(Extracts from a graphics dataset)
— start —

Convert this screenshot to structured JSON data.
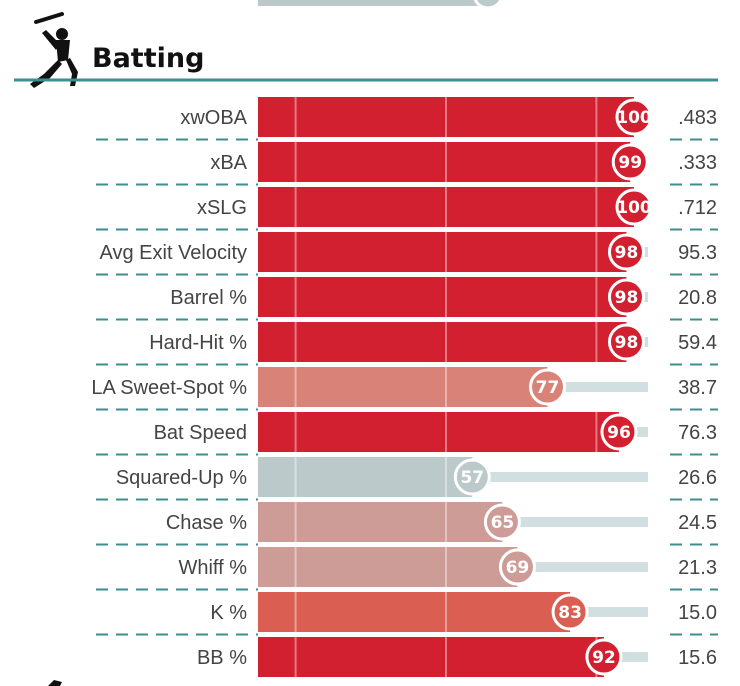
{
  "section": {
    "title": "Batting",
    "icon": "batter-icon"
  },
  "colors": {
    "elite": "#d22030",
    "high": "#db5e52",
    "above_avg": "#d98277",
    "mid": "#cd9c97",
    "average": "#bcc9cb",
    "track": "#d1dfe0",
    "rule": "#3d8e8e"
  },
  "chart_data": {
    "type": "bar",
    "title": "Batting",
    "xlim": [
      0,
      100
    ],
    "rows": [
      {
        "label": "xwOBA",
        "percentile": 100,
        "value": ".483"
      },
      {
        "label": "xBA",
        "percentile": 99,
        "value": ".333"
      },
      {
        "label": "xSLG",
        "percentile": 100,
        "value": ".712"
      },
      {
        "label": "Avg Exit Velocity",
        "percentile": 98,
        "value": "95.3"
      },
      {
        "label": "Barrel %",
        "percentile": 98,
        "value": "20.8"
      },
      {
        "label": "Hard-Hit %",
        "percentile": 98,
        "value": "59.4"
      },
      {
        "label": "LA Sweet-Spot %",
        "percentile": 77,
        "value": "38.7"
      },
      {
        "label": "Bat Speed",
        "percentile": 96,
        "value": "76.3"
      },
      {
        "label": "Squared-Up %",
        "percentile": 57,
        "value": "26.6"
      },
      {
        "label": "Chase %",
        "percentile": 65,
        "value": "24.5"
      },
      {
        "label": "Whiff %",
        "percentile": 69,
        "value": "21.3"
      },
      {
        "label": "K %",
        "percentile": 83,
        "value": "15.0"
      },
      {
        "label": "BB %",
        "percentile": 92,
        "value": "15.6"
      }
    ]
  }
}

— end —

| TASK TO COMPLETE |
Copy every record above exactly, leaving out the pictures.

| TASK SOLUTION |
Convert this screenshot to structured JSON data.
{
  "section": {
    "title": "Batting",
    "icon": "batter-icon"
  },
  "colors": {
    "elite": "#d22030",
    "high": "#db5e52",
    "above_avg": "#d98277",
    "mid": "#cd9c97",
    "average": "#bcc9cb",
    "track": "#d1dfe0",
    "rule": "#3d8e8e"
  },
  "chart_data": {
    "type": "bar",
    "title": "Batting",
    "xlim": [
      0,
      100
    ],
    "rows": [
      {
        "label": "xwOBA",
        "percentile": 100,
        "value": ".483"
      },
      {
        "label": "xBA",
        "percentile": 99,
        "value": ".333"
      },
      {
        "label": "xSLG",
        "percentile": 100,
        "value": ".712"
      },
      {
        "label": "Avg Exit Velocity",
        "percentile": 98,
        "value": "95.3"
      },
      {
        "label": "Barrel %",
        "percentile": 98,
        "value": "20.8"
      },
      {
        "label": "Hard-Hit %",
        "percentile": 98,
        "value": "59.4"
      },
      {
        "label": "LA Sweet-Spot %",
        "percentile": 77,
        "value": "38.7"
      },
      {
        "label": "Bat Speed",
        "percentile": 96,
        "value": "76.3"
      },
      {
        "label": "Squared-Up %",
        "percentile": 57,
        "value": "26.6"
      },
      {
        "label": "Chase %",
        "percentile": 65,
        "value": "24.5"
      },
      {
        "label": "Whiff %",
        "percentile": 69,
        "value": "21.3"
      },
      {
        "label": "K %",
        "percentile": 83,
        "value": "15.0"
      },
      {
        "label": "BB %",
        "percentile": 92,
        "value": "15.6"
      }
    ]
  }
}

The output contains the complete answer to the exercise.